§ **WHAT YOU SHOULD DO**: Pull out every line below holding the word "การบร".
———
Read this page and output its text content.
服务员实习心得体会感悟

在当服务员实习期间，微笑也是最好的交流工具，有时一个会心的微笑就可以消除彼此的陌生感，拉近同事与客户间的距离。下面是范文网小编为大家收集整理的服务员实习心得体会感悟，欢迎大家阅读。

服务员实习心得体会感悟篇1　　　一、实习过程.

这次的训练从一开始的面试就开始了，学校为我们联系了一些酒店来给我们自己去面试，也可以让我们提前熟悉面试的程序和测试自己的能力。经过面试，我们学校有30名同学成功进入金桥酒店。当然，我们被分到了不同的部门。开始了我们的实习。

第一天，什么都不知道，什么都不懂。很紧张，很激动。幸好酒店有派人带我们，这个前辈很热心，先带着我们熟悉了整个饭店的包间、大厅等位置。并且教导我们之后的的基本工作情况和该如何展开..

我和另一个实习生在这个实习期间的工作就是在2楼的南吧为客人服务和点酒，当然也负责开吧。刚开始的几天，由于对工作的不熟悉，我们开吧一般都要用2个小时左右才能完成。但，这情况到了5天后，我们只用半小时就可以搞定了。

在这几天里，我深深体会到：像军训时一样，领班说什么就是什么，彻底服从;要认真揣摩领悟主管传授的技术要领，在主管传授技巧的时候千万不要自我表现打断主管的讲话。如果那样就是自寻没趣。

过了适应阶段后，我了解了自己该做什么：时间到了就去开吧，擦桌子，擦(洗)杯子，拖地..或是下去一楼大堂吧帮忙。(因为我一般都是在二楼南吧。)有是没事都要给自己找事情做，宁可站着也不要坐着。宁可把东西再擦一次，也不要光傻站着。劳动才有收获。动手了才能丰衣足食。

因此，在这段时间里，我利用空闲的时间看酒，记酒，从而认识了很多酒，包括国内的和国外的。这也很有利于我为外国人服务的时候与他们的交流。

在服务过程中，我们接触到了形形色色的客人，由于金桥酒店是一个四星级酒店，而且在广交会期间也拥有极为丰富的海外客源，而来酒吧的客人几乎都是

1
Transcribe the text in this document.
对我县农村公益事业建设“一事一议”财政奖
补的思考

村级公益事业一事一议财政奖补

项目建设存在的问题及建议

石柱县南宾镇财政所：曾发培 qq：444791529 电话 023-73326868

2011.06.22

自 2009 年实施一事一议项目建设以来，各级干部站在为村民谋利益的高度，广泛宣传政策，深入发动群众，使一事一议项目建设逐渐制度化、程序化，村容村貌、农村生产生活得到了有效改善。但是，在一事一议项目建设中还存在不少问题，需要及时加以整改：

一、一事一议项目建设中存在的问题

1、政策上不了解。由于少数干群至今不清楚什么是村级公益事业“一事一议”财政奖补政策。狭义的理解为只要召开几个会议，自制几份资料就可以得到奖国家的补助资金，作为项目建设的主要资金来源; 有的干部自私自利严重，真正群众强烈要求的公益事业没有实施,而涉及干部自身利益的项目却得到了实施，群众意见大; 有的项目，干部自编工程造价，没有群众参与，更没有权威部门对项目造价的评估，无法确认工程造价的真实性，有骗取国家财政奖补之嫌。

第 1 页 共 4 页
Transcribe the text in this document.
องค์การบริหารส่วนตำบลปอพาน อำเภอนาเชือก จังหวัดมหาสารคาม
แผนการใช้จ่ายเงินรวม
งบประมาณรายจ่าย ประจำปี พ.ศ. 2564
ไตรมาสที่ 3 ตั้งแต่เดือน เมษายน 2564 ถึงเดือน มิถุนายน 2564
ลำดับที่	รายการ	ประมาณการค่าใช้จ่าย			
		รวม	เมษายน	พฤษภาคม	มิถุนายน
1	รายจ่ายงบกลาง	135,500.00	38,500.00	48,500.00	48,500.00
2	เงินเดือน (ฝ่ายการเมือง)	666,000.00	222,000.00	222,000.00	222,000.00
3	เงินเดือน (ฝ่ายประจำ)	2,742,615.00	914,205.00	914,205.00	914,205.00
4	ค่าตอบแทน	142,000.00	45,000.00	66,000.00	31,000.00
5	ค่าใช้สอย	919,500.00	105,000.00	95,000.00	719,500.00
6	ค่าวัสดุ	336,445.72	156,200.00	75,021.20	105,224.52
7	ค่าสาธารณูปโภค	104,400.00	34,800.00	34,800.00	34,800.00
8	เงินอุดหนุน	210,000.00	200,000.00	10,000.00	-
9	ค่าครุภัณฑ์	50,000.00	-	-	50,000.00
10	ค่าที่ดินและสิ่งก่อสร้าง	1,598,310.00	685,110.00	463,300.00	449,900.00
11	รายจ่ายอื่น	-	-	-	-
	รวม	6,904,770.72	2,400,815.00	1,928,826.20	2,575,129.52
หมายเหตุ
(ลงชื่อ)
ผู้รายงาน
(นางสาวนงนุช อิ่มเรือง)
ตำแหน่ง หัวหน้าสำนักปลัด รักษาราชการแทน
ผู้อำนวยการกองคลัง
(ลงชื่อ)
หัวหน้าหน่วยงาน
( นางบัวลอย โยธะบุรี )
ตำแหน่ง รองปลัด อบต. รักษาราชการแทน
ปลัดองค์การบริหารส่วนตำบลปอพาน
———
§ **PROBLEM SOLUTION**:
องค์การบริหารส่วนตำบลปอพาน อำเภอนาเชือก จังหวัดมหาสารคาม
ปลัดองค์การบริหารส่วนตำบลปอพาน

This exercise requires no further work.